Selected passage:
━━━━━━━━━━

-1

I am trying to train the VGG16 model code, but the loss is not optimized and seems that model's parameters are not updated. here is the model :

import torch
import torch.nn as nn
import math
import torch.nn.functional as F
from utils import AvgPoolConv
cfg = {
'VGG11': [16, 'M', 32, 'M', 64, 64, 'M', 128, 128, 'M', 128, 128, 'M'],
'VGG13': [64, 64, 'M', 128, 128, 'M', 256, 256, 'M', 512, 512, 'M', 512, 512, 'M'],
'VGG16': [64, 64, 'M', 128, 128, 'M', 256, 256, 256, 'M', 512, 512, 512, 'M', 512, 512, 512, 'M'], 
'VGG19': [64, 64, 'M', 128, 128, 'M', 256, 256, 256, 256, 'M', 512, 512, 512, 512, 'M', 512, 512, 512, 512, 'M'],}
 class VGG(nn.Module):
def __init__(self, vgg_name, use_bn, num_class=100):
    super(VGG, self).__init__()
    self.features = self._make_layers(cfg[vgg_name], use_bn)
    self.classifier = nn.Sequential(
        nn.Flatten(),
        nn.Linear(512,4096), 
        nn.ReLU(inplace=True),
        nn.Dropout(p=0.5),
        nn.Linear(4096,4096), 
        nn.ReLU(inplace=True),
        nn.Dropout(p=0.5),
        nn.Linear(4096, num_class)

    )
    
    #self.classifier = nn.Linear(512, num_class)

    for m in self.modules():
        if isinstance(m, nn.Conv2d):
            n = m.kernel_size[0] * m.kernel_size[1] * m.out_channels
            m.weight.data.normal_(0, math.sqrt(2. / n))
        elif isinstance(m, nn.BatchNorm2d):
            m.weight.data.fill_(1)
            m.bias.data.zero_()
        elif isinstance(m, nn.Linear):
            n = m.weight.size(1)
            m.weight.data.normal_(0, 1.0/float(n))

━━━━━━━━━━

Records for this exercise:
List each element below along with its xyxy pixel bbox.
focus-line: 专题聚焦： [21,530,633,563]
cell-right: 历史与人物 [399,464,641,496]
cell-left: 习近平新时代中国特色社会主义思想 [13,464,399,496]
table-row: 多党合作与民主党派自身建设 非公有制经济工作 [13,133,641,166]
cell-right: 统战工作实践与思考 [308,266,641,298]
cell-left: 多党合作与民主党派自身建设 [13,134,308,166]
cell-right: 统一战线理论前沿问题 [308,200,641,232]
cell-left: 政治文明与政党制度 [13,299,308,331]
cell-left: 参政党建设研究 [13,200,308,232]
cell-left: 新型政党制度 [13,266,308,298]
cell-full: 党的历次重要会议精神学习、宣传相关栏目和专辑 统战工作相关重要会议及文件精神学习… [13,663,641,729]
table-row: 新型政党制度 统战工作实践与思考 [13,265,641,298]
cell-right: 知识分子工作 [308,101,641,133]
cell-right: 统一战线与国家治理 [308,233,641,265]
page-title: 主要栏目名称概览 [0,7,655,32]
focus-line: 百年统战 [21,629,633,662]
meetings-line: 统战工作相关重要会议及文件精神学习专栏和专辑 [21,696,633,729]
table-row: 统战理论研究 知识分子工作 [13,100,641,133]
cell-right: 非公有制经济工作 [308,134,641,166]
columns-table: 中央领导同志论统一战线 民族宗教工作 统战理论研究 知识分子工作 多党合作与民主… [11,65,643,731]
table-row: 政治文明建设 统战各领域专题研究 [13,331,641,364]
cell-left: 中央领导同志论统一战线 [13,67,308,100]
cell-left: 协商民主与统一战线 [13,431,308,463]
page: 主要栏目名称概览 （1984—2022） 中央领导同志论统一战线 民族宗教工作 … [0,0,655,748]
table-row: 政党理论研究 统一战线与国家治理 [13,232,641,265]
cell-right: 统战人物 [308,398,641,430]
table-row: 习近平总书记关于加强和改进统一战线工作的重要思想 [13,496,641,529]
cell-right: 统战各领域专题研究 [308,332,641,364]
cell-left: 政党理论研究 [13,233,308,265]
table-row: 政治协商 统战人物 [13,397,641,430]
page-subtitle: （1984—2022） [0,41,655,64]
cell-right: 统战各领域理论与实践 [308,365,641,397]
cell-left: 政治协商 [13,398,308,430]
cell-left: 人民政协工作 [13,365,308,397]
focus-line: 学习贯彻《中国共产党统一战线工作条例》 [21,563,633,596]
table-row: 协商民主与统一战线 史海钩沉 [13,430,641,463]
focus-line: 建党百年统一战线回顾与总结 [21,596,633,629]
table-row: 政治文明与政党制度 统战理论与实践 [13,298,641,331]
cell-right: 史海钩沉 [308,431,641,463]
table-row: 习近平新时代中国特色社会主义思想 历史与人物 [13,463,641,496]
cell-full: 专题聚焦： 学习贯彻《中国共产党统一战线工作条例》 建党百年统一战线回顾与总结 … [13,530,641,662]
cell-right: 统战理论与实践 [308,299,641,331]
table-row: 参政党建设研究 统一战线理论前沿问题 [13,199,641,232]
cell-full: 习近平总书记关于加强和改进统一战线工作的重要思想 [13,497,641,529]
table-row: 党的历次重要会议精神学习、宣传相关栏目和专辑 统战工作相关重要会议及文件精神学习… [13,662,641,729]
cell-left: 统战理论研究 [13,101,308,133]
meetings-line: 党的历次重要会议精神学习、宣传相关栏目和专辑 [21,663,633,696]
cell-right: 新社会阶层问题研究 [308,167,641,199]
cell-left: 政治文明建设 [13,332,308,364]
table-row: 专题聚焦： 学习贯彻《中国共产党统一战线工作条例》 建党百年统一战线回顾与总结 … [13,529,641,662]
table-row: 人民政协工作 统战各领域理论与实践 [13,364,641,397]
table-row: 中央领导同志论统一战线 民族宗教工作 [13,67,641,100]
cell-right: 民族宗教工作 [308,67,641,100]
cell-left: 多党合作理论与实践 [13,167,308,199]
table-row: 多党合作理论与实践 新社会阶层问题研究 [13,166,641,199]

━━━━━━━━━━

Aim 1: Reproduce the stretch of the VGG16 post from "m.bias.data.zero_()" through "m.weight.data.normal_(0, 1.0/float(n))", changing "nn.Linear" to "nn.LazyLinear".
Aim 2: Count the lines of the listing that contain the string "多党合作理论与实践" and reply with the number alone.
The VGG16 post and the listing are unrelated and come from different sources.

Complete answer 1:
m.bias.data.zero_()
        elif isinstance(m, nn.LazyLinear):
            n = m.weight.size(1)
            m.weight.data.normal_(0, 1.0/float(n))

Complete answer 2: 2